TASK TO CARRY OUT: Reproduce the listing exactly, with no pictures in your copy.

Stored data
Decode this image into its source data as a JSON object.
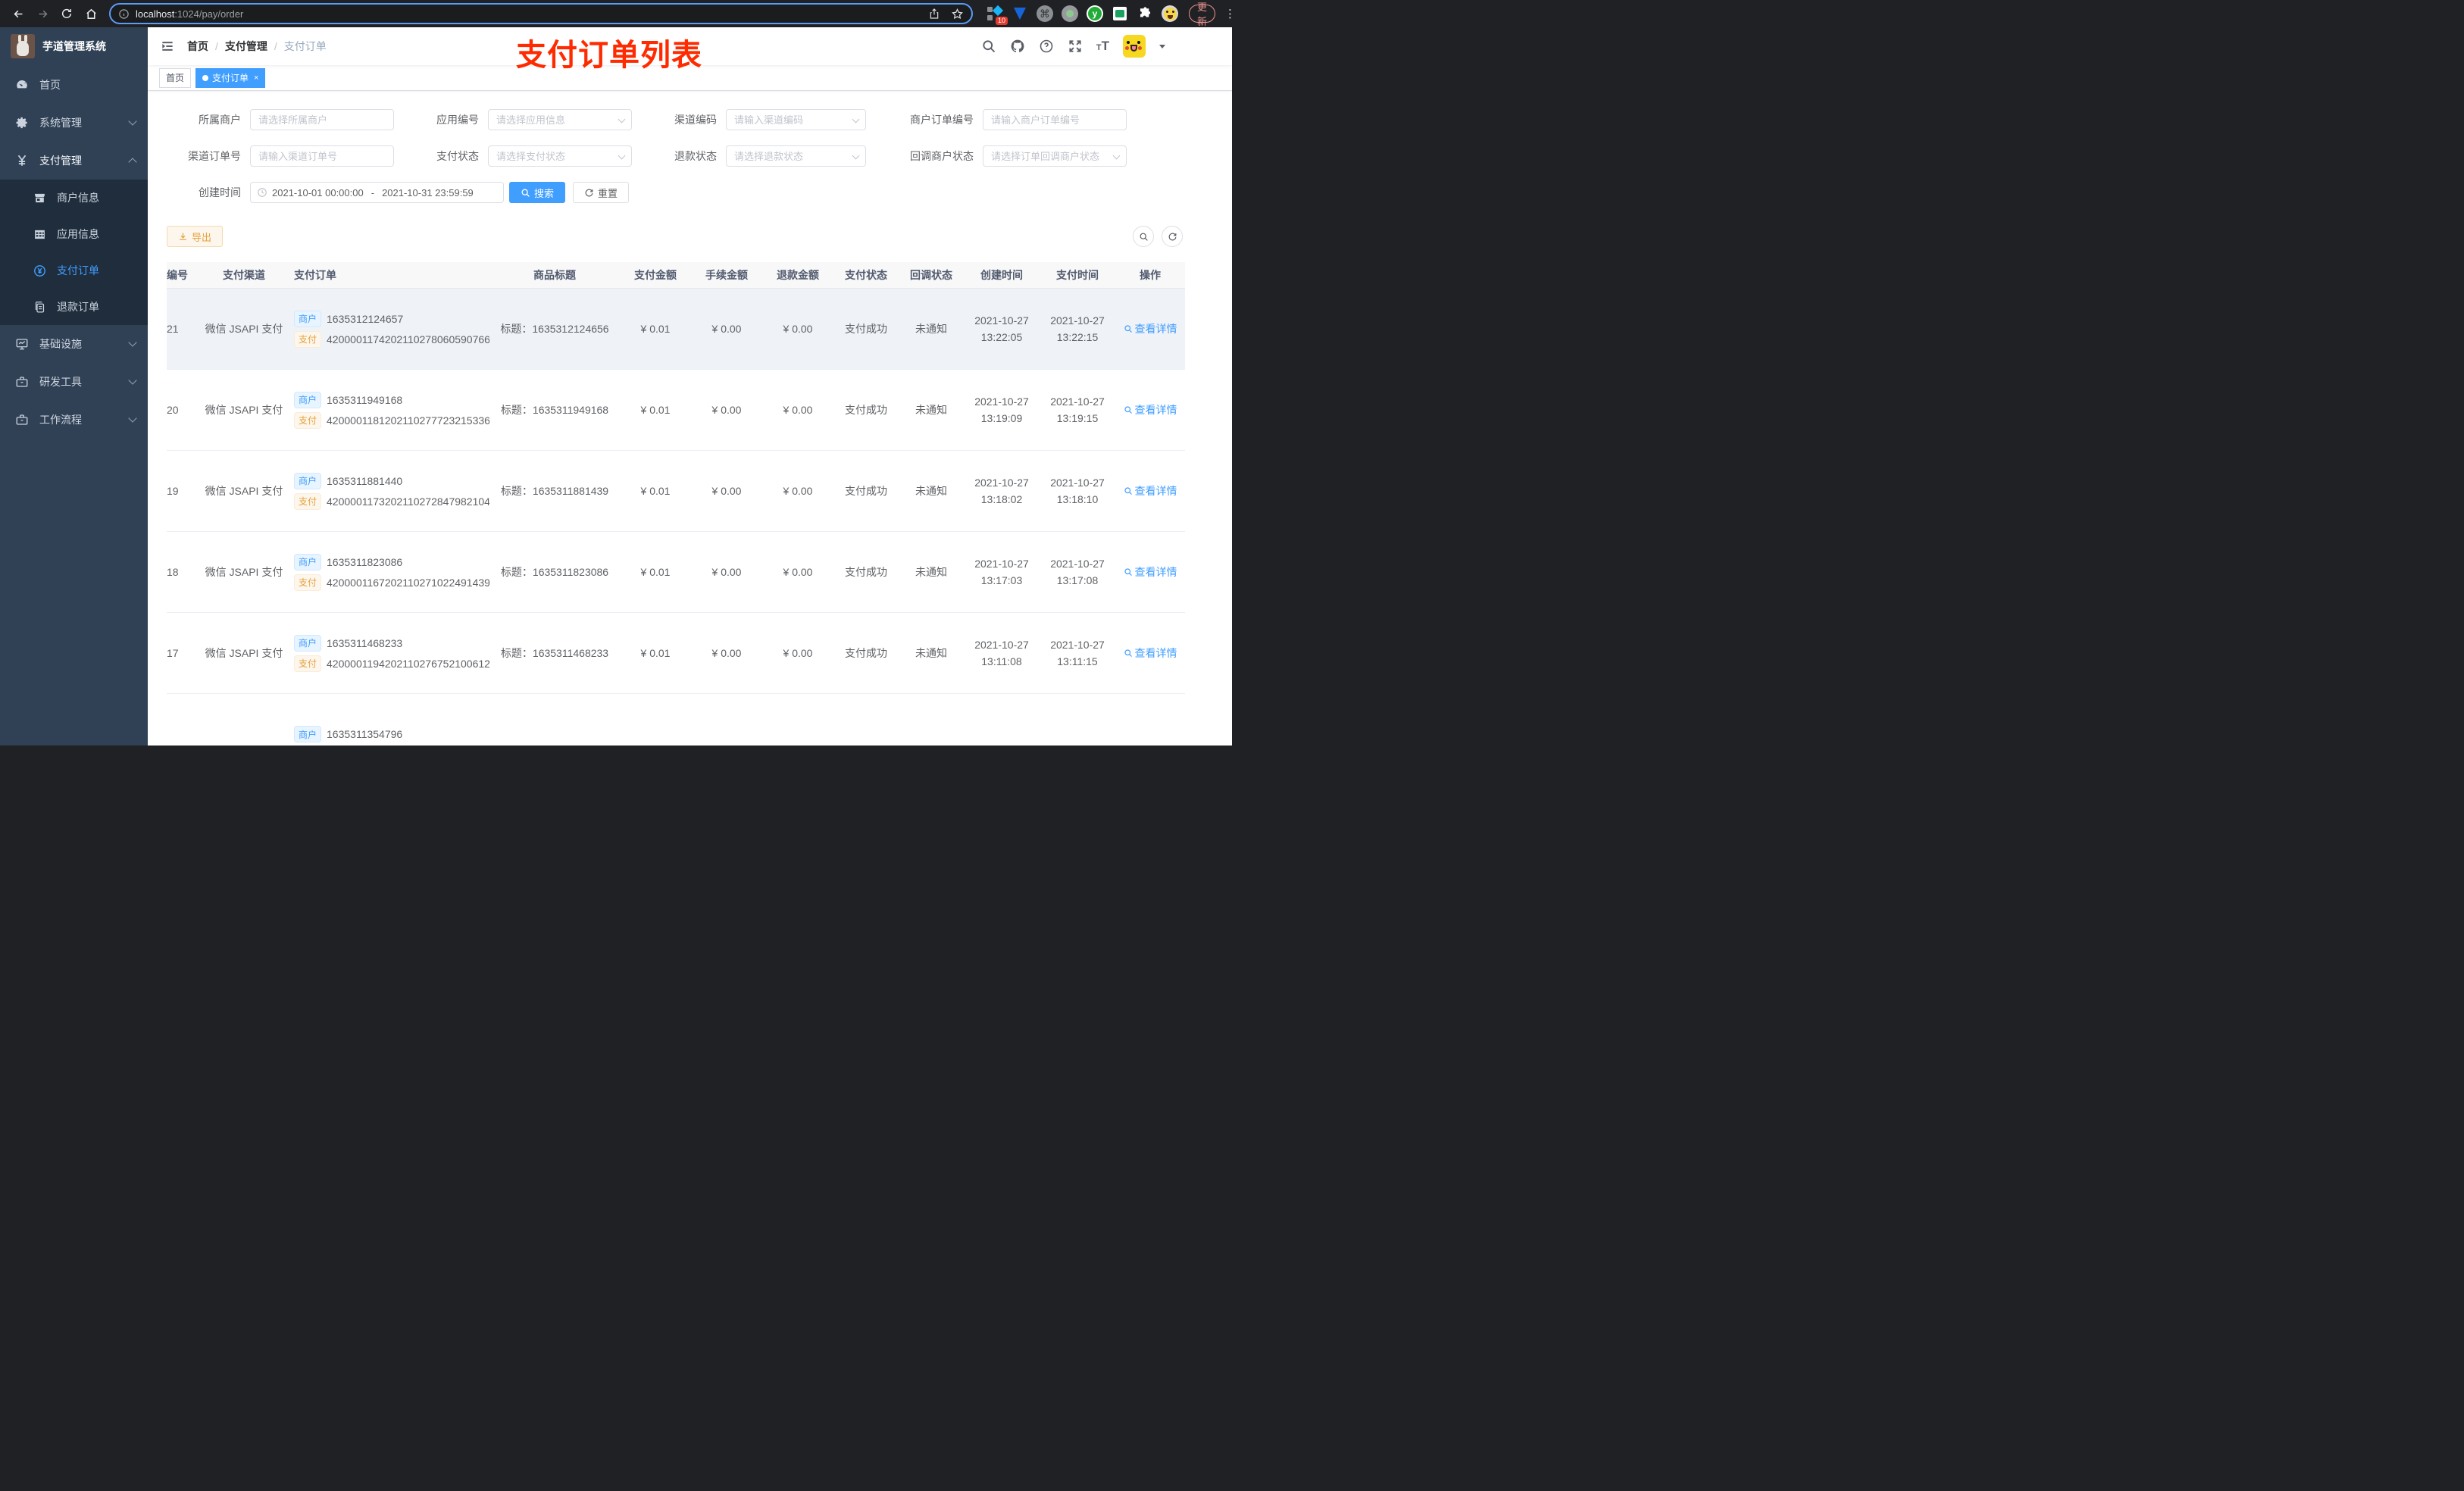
{
  "browser": {
    "url_host": "localhost",
    "url_rest": ":1024/pay/order",
    "ext_badge": "10",
    "ext_y": "y",
    "cmd_glyph": "⌘",
    "update_label": "更新"
  },
  "sidebar": {
    "title": "芋道管理系统",
    "items": {
      "home": "首页",
      "system": "系统管理",
      "pay": "支付管理",
      "merchant": "商户信息",
      "appinfo": "应用信息",
      "payorder": "支付订单",
      "refund": "退款订单",
      "infra": "基础设施",
      "devtool": "研发工具",
      "workflow": "工作流程"
    }
  },
  "header": {
    "breadcrumb": [
      "首页",
      "支付管理",
      "支付订单"
    ],
    "annotation": "支付订单列表"
  },
  "tags": {
    "home": "首页",
    "active": "支付订单",
    "close": "×"
  },
  "filters": {
    "merchant": {
      "label": "所属商户",
      "placeholder": "请选择所属商户"
    },
    "app": {
      "label": "应用编号",
      "placeholder": "请选择应用信息"
    },
    "channel_code": {
      "label": "渠道编码",
      "placeholder": "请输入渠道编码"
    },
    "merchant_order_no": {
      "label": "商户订单编号",
      "placeholder": "请输入商户订单编号"
    },
    "channel_order_no": {
      "label": "渠道订单号",
      "placeholder": "请输入渠道订单号"
    },
    "pay_status": {
      "label": "支付状态",
      "placeholder": "请选择支付状态"
    },
    "refund_status": {
      "label": "退款状态",
      "placeholder": "请选择退款状态"
    },
    "notify_status": {
      "label": "回调商户状态",
      "placeholder": "请选择订单回调商户状态"
    },
    "create_time": {
      "label": "创建时间",
      "start": "2021-10-01 00:00:00",
      "separator": "-",
      "end": "2021-10-31 23:59:59"
    },
    "search_label": "搜索",
    "reset_label": "重置"
  },
  "toolbar": {
    "export_label": "导出"
  },
  "table": {
    "columns": [
      "编号",
      "支付渠道",
      "支付订单",
      "商品标题",
      "支付金额",
      "手续金额",
      "退款金额",
      "支付状态",
      "回调状态",
      "创建时间",
      "支付时间",
      "操作"
    ],
    "merchant_tag": "商户",
    "pay_tag": "支付",
    "rows": [
      {
        "id": "21",
        "channel": "微信 JSAPI 支付",
        "merchant_no": "1635312124657",
        "pay_no": "4200001174202110278060590766",
        "title": "标题：1635312124656",
        "amount": "¥ 0.01",
        "fee": "¥ 0.00",
        "refund": "¥ 0.00",
        "pay_status": "支付成功",
        "notify_status": "未通知",
        "create_date": "2021-10-27",
        "create_clock": "13:22:05",
        "pay_date": "2021-10-27",
        "pay_clock": "13:22:15",
        "action": "查看详情",
        "hover": true
      },
      {
        "id": "20",
        "channel": "微信 JSAPI 支付",
        "merchant_no": "1635311949168",
        "pay_no": "4200001181202110277723215336",
        "title": "标题：1635311949168",
        "amount": "¥ 0.01",
        "fee": "¥ 0.00",
        "refund": "¥ 0.00",
        "pay_status": "支付成功",
        "notify_status": "未通知",
        "create_date": "2021-10-27",
        "create_clock": "13:19:09",
        "pay_date": "2021-10-27",
        "pay_clock": "13:19:15",
        "action": "查看详情"
      },
      {
        "id": "19",
        "channel": "微信 JSAPI 支付",
        "merchant_no": "1635311881440",
        "pay_no": "4200001173202110272847982104",
        "title": "标题：1635311881439",
        "amount": "¥ 0.01",
        "fee": "¥ 0.00",
        "refund": "¥ 0.00",
        "pay_status": "支付成功",
        "notify_status": "未通知",
        "create_date": "2021-10-27",
        "create_clock": "13:18:02",
        "pay_date": "2021-10-27",
        "pay_clock": "13:18:10",
        "action": "查看详情"
      },
      {
        "id": "18",
        "channel": "微信 JSAPI 支付",
        "merchant_no": "1635311823086",
        "pay_no": "4200001167202110271022491439",
        "title": "标题：1635311823086",
        "amount": "¥ 0.01",
        "fee": "¥ 0.00",
        "refund": "¥ 0.00",
        "pay_status": "支付成功",
        "notify_status": "未通知",
        "create_date": "2021-10-27",
        "create_clock": "13:17:03",
        "pay_date": "2021-10-27",
        "pay_clock": "13:17:08",
        "action": "查看详情"
      },
      {
        "id": "17",
        "channel": "微信 JSAPI 支付",
        "merchant_no": "1635311468233",
        "pay_no": "4200001194202110276752100612",
        "title": "标题：1635311468233",
        "amount": "¥ 0.01",
        "fee": "¥ 0.00",
        "refund": "¥ 0.00",
        "pay_status": "支付成功",
        "notify_status": "未通知",
        "create_date": "2021-10-27",
        "create_clock": "13:11:08",
        "pay_date": "2021-10-27",
        "pay_clock": "13:11:15",
        "action": "查看详情"
      },
      {
        "id": "",
        "channel": "",
        "merchant_no": "1635311354796",
        "pay_no": "",
        "title": "",
        "amount": "",
        "fee": "",
        "refund": "",
        "pay_status": "",
        "notify_status": "",
        "create_date": "",
        "create_clock": "",
        "pay_date": "",
        "pay_clock": "",
        "action": ""
      }
    ]
  }
}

WRITTEN RESPONSE:
Decode this image into its source data as a JSON object.
{
  "browser": {
    "url_host": "localhost",
    "url_rest": ":1024/pay/order",
    "ext_badge": "10",
    "ext_y": "y",
    "cmd_glyph": "⌘",
    "update_label": "更新"
  },
  "sidebar": {
    "title": "芋道管理系统",
    "items": {
      "home": "首页",
      "system": "系统管理",
      "pay": "支付管理",
      "merchant": "商户信息",
      "appinfo": "应用信息",
      "payorder": "支付订单",
      "refund": "退款订单",
      "infra": "基础设施",
      "devtool": "研发工具",
      "workflow": "工作流程"
    }
  },
  "header": {
    "breadcrumb": [
      "首页",
      "支付管理",
      "支付订单"
    ],
    "annotation": "支付订单列表"
  },
  "tags": {
    "home": "首页",
    "active": "支付订单",
    "close": "×"
  },
  "filters": {
    "merchant": {
      "label": "所属商户",
      "placeholder": "请选择所属商户"
    },
    "app": {
      "label": "应用编号",
      "placeholder": "请选择应用信息"
    },
    "channel_code": {
      "label": "渠道编码",
      "placeholder": "请输入渠道编码"
    },
    "merchant_order_no": {
      "label": "商户订单编号",
      "placeholder": "请输入商户订单编号"
    },
    "channel_order_no": {
      "label": "渠道订单号",
      "placeholder": "请输入渠道订单号"
    },
    "pay_status": {
      "label": "支付状态",
      "placeholder": "请选择支付状态"
    },
    "refund_status": {
      "label": "退款状态",
      "placeholder": "请选择退款状态"
    },
    "notify_status": {
      "label": "回调商户状态",
      "placeholder": "请选择订单回调商户状态"
    },
    "create_time": {
      "label": "创建时间",
      "start": "2021-10-01 00:00:00",
      "separator": "-",
      "end": "2021-10-31 23:59:59"
    },
    "search_label": "搜索",
    "reset_label": "重置"
  },
  "toolbar": {
    "export_label": "导出"
  },
  "table": {
    "columns": [
      "编号",
      "支付渠道",
      "支付订单",
      "商品标题",
      "支付金额",
      "手续金额",
      "退款金额",
      "支付状态",
      "回调状态",
      "创建时间",
      "支付时间",
      "操作"
    ],
    "merchant_tag": "商户",
    "pay_tag": "支付",
    "rows": [
      {
        "id": "21",
        "channel": "微信 JSAPI 支付",
        "merchant_no": "1635312124657",
        "pay_no": "4200001174202110278060590766",
        "title": "标题：1635312124656",
        "amount": "¥ 0.01",
        "fee": "¥ 0.00",
        "refund": "¥ 0.00",
        "pay_status": "支付成功",
        "notify_status": "未通知",
        "create_date": "2021-10-27",
        "create_clock": "13:22:05",
        "pay_date": "2021-10-27",
        "pay_clock": "13:22:15",
        "action": "查看详情",
        "hover": true
      },
      {
        "id": "20",
        "channel": "微信 JSAPI 支付",
        "merchant_no": "1635311949168",
        "pay_no": "4200001181202110277723215336",
        "title": "标题：1635311949168",
        "amount": "¥ 0.01",
        "fee": "¥ 0.00",
        "refund": "¥ 0.00",
        "pay_status": "支付成功",
        "notify_status": "未通知",
        "create_date": "2021-10-27",
        "create_clock": "13:19:09",
        "pay_date": "2021-10-27",
        "pay_clock": "13:19:15",
        "action": "查看详情"
      },
      {
        "id": "19",
        "channel": "微信 JSAPI 支付",
        "merchant_no": "1635311881440",
        "pay_no": "4200001173202110272847982104",
        "title": "标题：1635311881439",
        "amount": "¥ 0.01",
        "fee": "¥ 0.00",
        "refund": "¥ 0.00",
        "pay_status": "支付成功",
        "notify_status": "未通知",
        "create_date": "2021-10-27",
        "create_clock": "13:18:02",
        "pay_date": "2021-10-27",
        "pay_clock": "13:18:10",
        "action": "查看详情"
      },
      {
        "id": "18",
        "channel": "微信 JSAPI 支付",
        "merchant_no": "1635311823086",
        "pay_no": "4200001167202110271022491439",
        "title": "标题：1635311823086",
        "amount": "¥ 0.01",
        "fee": "¥ 0.00",
        "refund": "¥ 0.00",
        "pay_status": "支付成功",
        "notify_status": "未通知",
        "create_date": "2021-10-27",
        "create_clock": "13:17:03",
        "pay_date": "2021-10-27",
        "pay_clock": "13:17:08",
        "action": "查看详情"
      },
      {
        "id": "17",
        "channel": "微信 JSAPI 支付",
        "merchant_no": "1635311468233",
        "pay_no": "4200001194202110276752100612",
        "title": "标题：1635311468233",
        "amount": "¥ 0.01",
        "fee": "¥ 0.00",
        "refund": "¥ 0.00",
        "pay_status": "支付成功",
        "notify_status": "未通知",
        "create_date": "2021-10-27",
        "create_clock": "13:11:08",
        "pay_date": "2021-10-27",
        "pay_clock": "13:11:15",
        "action": "查看详情"
      },
      {
        "id": "",
        "channel": "",
        "merchant_no": "1635311354796",
        "pay_no": "",
        "title": "",
        "amount": "",
        "fee": "",
        "refund": "",
        "pay_status": "",
        "notify_status": "",
        "create_date": "",
        "create_clock": "",
        "pay_date": "",
        "pay_clock": "",
        "action": ""
      }
    ]
  }
}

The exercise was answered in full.